§ WHAT YOU HAVE TO DO: Keep the wording of each record exactly the same when you repeat it, and leave out pictures.

§ DATASET CONTENT:
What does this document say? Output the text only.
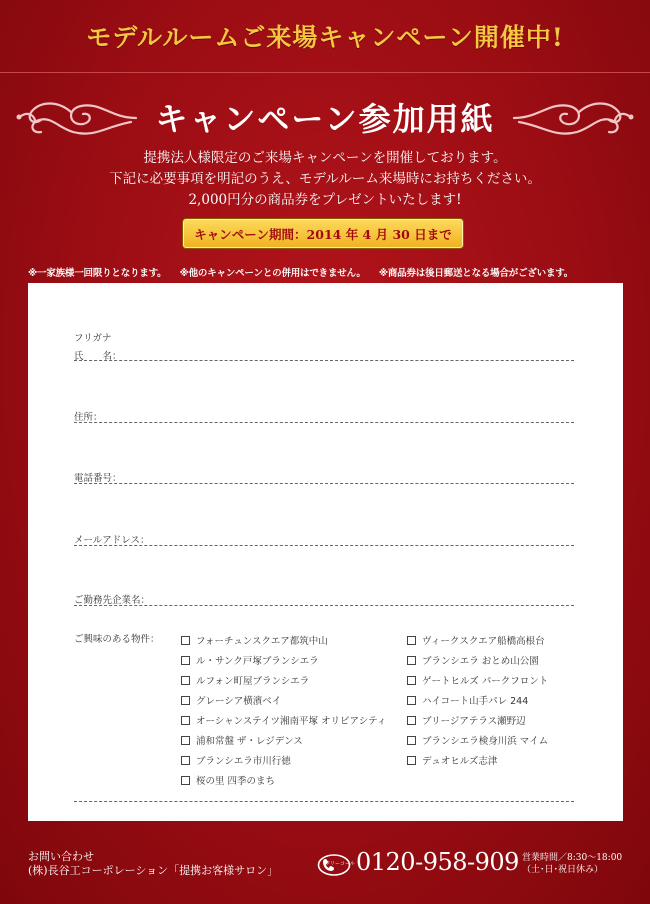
モデルルームご来場キャンペーン開催中!
キャンペーン参加用紙
提携法人様限定のご来場キャンペーンを開催しております。
下記に必要事項を明記のうえ、モデルルーム来場時にお持ちください。
2,000円分の商品券をプレゼントいたします!
キャンペーン期間：2014 年 4 月 30 日まで
※一家族様一回限りとなります。 ※他のキャンペーンとの併用はできません。 ※商品券は後日郵送となる場合がございます。
フリガナ
氏　　名：
住所：
電話番号：
メールアドレス：
ご勤務先企業名：
ご興味のある物件：	フォーチュンスクエア都筑中山
ル・サンク戸塚ブランシエラ
ルフォン町屋ブランシエラ
グレーシア横濱ベイ
オーシャンステイツ湘南平塚 オリビアシティ
浦和常盤 ザ・レジデンス
ブランシエラ市川行徳
桜の里 四季のまち
ヴィークスクエア船橋高根台
ブランシエラ おとめ山公園
ゲートヒルズ パークフロント
ハイコート山手パレ 244
ブリージアテラス瀬野辺
ブランシエラ検身川浜 マイム
デュオヒルズ志津
お問い合わせ
(株)長谷工コーポレーション「提携お客様サロン」	フリーコール 0120-958-909 営業時間／8:30～18:00
（土･日･祝日休み）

§ COMPLETED TASK:
What does this document say? Output the text only.
モデルルームご来場キャンペーン開催中!
キャンペーン参加用紙
提携法人様限定のご来場キャンペーンを開催しております。
下記に必要事項を明記のうえ、モデルルーム来場時にお持ちください。
2,000円分の商品券をプレゼントいたします!
キャンペーン期間：2014 年 4 月 30 日まで
※一家族様一回限りとなります。 ※他のキャンペーンとの併用はできません。 ※商品券は後日郵送となる場合がございます。
フリガナ
氏　　名：
住所：
電話番号：
メールアドレス：
ご勤務先企業名：
ご興味のある物件：	フォーチュンスクエア都筑中山
ル・サンク戸塚ブランシエラ
ルフォン町屋ブランシエラ
グレーシア横濱ベイ
オーシャンステイツ湘南平塚 オリビアシティ
浦和常盤 ザ・レジデンス
ブランシエラ市川行徳
桜の里 四季のまち
ヴィークスクエア船橋高根台
ブランシエラ おとめ山公園
ゲートヒルズ パークフロント
ハイコート山手パレ 244
ブリージアテラス瀬野辺
ブランシエラ検身川浜 マイム
デュオヒルズ志津
お問い合わせ
(株)長谷工コーポレーション「提携お客様サロン」	フリーコール 0120-958-909 営業時間／8:30～18:00
（土･日･祝日休み）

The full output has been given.